### TASK OBJECTIVE
Identify each line in the records below that contains the word "this", and copy it.

### RECORDS PROVIDED
····················
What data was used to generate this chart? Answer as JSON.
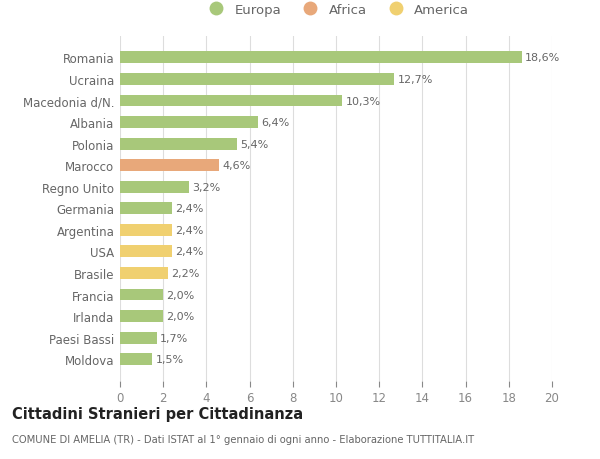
{
  "categories": [
    "Romania",
    "Ucraina",
    "Macedonia d/N.",
    "Albania",
    "Polonia",
    "Marocco",
    "Regno Unito",
    "Germania",
    "Argentina",
    "USA",
    "Brasile",
    "Francia",
    "Irlanda",
    "Paesi Bassi",
    "Moldova"
  ],
  "values": [
    18.6,
    12.7,
    10.3,
    6.4,
    5.4,
    4.6,
    3.2,
    2.4,
    2.4,
    2.4,
    2.2,
    2.0,
    2.0,
    1.7,
    1.5
  ],
  "labels": [
    "18,6%",
    "12,7%",
    "10,3%",
    "6,4%",
    "5,4%",
    "4,6%",
    "3,2%",
    "2,4%",
    "2,4%",
    "2,4%",
    "2,2%",
    "2,0%",
    "2,0%",
    "1,7%",
    "1,5%"
  ],
  "colors": [
    "#a8c87a",
    "#a8c87a",
    "#a8c87a",
    "#a8c87a",
    "#a8c87a",
    "#e8a87a",
    "#a8c87a",
    "#a8c87a",
    "#f0d070",
    "#f0d070",
    "#f0d070",
    "#a8c87a",
    "#a8c87a",
    "#a8c87a",
    "#a8c87a"
  ],
  "legend": [
    {
      "label": "Europa",
      "color": "#a8c87a"
    },
    {
      "label": "Africa",
      "color": "#e8a87a"
    },
    {
      "label": "America",
      "color": "#f0d070"
    }
  ],
  "xlim": [
    0,
    20
  ],
  "xticks": [
    0,
    2,
    4,
    6,
    8,
    10,
    12,
    14,
    16,
    18,
    20
  ],
  "title1": "Cittadini Stranieri per Cittadinanza",
  "title2": "COMUNE DI AMELIA (TR) - Dati ISTAT al 1° gennaio di ogni anno - Elaborazione TUTTITALIA.IT",
  "bg_color": "#ffffff",
  "grid_color": "#dddddd",
  "bar_height": 0.55
}
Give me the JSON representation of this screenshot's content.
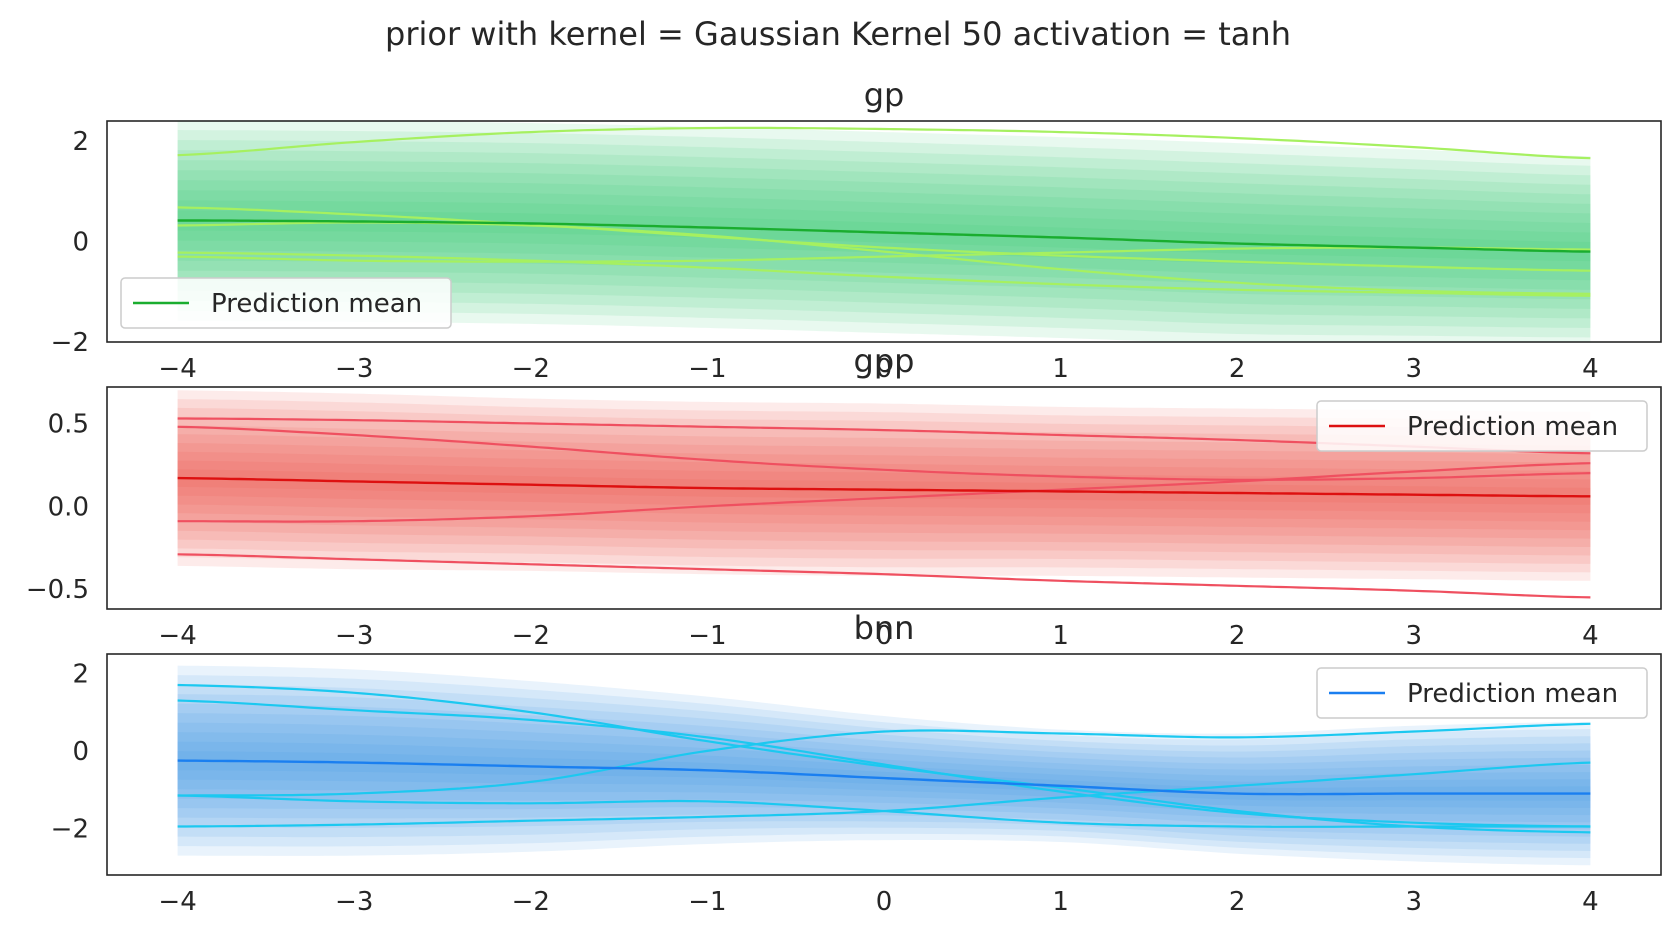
····················
### WRITTEN RESPONSE
What data was used to generate this chart? Answer as JSON.
Give me the JSON representation of this screenshot's content.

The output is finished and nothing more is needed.